APPLY WHAT YOU READ:
a) In the forum discussion about coin dealer websites, which two auction sites does Old_Collector name as the best?
b) Carry on the forum discussion about coin dealer websites from the point where it stops.

TEXT BLOCK:

  • The_Dinosaur_ManThe_Dinosaur_Man Posts: 1,464 ✭✭✭✭✭

    I usually look at the code to see how the website was built.

    Custom album maker and numismatic photographer.
    Need a personalized album made? Design it on the website below and I'll build it for you.
    https://www.donahuenumismatics.com/.

  • Old_CollectorOld_Collector Posts: 875 ✭✭✭✭✭

    I don't care at all about mobile. #1 The seller must be reputable.
    But then the important issues for me are easy movement through different denominations and dates. Also, updated frequently.
    And above all high quality photos of the coin, both sides, and the slab again both sides, or links to PCGS TV, although those are not always the best. DLRC does a pretty good job usually, but their resolutions are not excellent.
    I would say that Great Collections and Heritage are the best auction sites to me, and I would like coin sellers to strive for similar quality and useability. Links to the TPG and if appropriate to variety sites would be nice.

  • winestevenwinesteven Posts: 5,469 ✭✭✭✭✭

    I like sites that have an excellent system of FILTERS, to be able to search inventory VERY quickly for the coins I need. For MY purposes, I want to quickly see which coins in inventory are graded by PCGS, AND also merit CAC stickers. I then want to filter by checking a box for the coin “name”, like Capped Bust Dime, Barber Dime, Twenty-Cent, Peace Dollar, etc.

DATA SUPPLIED:

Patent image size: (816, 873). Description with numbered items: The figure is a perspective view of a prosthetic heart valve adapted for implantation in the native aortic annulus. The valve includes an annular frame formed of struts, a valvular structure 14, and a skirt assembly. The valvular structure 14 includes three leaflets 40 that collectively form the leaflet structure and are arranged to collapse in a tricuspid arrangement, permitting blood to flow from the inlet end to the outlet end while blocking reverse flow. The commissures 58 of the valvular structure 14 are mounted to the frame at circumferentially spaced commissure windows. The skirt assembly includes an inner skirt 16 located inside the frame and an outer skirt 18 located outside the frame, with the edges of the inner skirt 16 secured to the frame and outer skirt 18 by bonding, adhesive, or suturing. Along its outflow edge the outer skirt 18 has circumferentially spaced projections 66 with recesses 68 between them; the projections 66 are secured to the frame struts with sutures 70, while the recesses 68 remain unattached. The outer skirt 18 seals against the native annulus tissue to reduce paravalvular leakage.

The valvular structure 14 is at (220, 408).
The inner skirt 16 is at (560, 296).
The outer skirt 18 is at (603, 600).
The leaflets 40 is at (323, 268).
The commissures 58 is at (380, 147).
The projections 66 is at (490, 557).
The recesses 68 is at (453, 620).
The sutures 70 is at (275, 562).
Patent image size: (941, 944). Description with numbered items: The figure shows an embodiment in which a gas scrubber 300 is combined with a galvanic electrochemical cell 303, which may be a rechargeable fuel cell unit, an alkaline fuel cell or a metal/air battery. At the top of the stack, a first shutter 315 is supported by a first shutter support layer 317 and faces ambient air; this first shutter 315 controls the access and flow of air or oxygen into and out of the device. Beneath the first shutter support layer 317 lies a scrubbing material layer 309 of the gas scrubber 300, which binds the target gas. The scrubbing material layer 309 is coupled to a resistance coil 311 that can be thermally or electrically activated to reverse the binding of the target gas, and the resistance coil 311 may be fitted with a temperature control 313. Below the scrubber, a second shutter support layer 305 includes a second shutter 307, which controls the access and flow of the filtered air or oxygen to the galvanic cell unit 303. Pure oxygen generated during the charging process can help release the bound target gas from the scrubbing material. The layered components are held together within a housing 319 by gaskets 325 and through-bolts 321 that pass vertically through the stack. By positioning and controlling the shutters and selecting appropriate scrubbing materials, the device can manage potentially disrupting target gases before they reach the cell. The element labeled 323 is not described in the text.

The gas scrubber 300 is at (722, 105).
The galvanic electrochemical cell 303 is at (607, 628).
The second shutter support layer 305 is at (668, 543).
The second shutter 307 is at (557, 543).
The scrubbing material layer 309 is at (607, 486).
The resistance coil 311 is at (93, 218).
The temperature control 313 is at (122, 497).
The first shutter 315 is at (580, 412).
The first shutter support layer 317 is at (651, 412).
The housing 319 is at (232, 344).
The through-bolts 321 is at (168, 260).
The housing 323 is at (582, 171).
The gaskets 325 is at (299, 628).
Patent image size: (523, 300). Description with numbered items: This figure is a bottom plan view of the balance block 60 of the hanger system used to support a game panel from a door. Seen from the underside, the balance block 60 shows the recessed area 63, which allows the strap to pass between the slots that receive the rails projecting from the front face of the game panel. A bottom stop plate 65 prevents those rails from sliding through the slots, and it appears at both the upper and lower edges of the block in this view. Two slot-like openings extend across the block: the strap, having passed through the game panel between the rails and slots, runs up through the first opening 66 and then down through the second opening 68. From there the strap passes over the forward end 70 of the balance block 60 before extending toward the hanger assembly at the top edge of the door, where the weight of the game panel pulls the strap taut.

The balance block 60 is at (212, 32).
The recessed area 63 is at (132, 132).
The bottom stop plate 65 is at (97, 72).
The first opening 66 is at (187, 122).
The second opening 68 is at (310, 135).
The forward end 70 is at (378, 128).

TASK RESULTS:
a) Great Collections and Heritage.

b)
    If a site doesn’t have these filters, I then look for a Search bar on the site, and I then type in “PCGS CAC”. If that doesn’t work, I generally won’t use that site to look for coins I need.

    I also like sites that offer me an EASY way to sign up for their NEWP emails.

    Steve

    A day without fine wine and working on your coin collection is like a day without sunshine!!!

    My collecting “Pride & Joy” is my PCGS Registry Dansco 7070 Set:
    https://www.pcgs.com/setregistry/type-sets/design-type-sets/complete-dansco-7070-modified-type-set-1796-date/publishedset/213996
  • MasonGMasonG Posts: 6,918 ✭✭✭✭✭

    @CurtGam2004 said:
    I want to build something that serves collectors of all levels.

    Assuming the website includes everything you listed, how much do you think it might cost- building and continuing management?

  • FlyingAlFlyingAl Posts: 4,347 ✭✭✭✭✭

    Photography is everything when buying a coin online. It makes a world of difference when someone is on the fence about a coin.

    Dealers with professional images are seen (at least to me) as more professional. I would build a site that capitalizes on images and make it aesthetically pleasing, rather than a standard site no one remembers. Make a presentation that draws you in, and makes you remember the dealer.

    To do that though, you need good coins and professional images.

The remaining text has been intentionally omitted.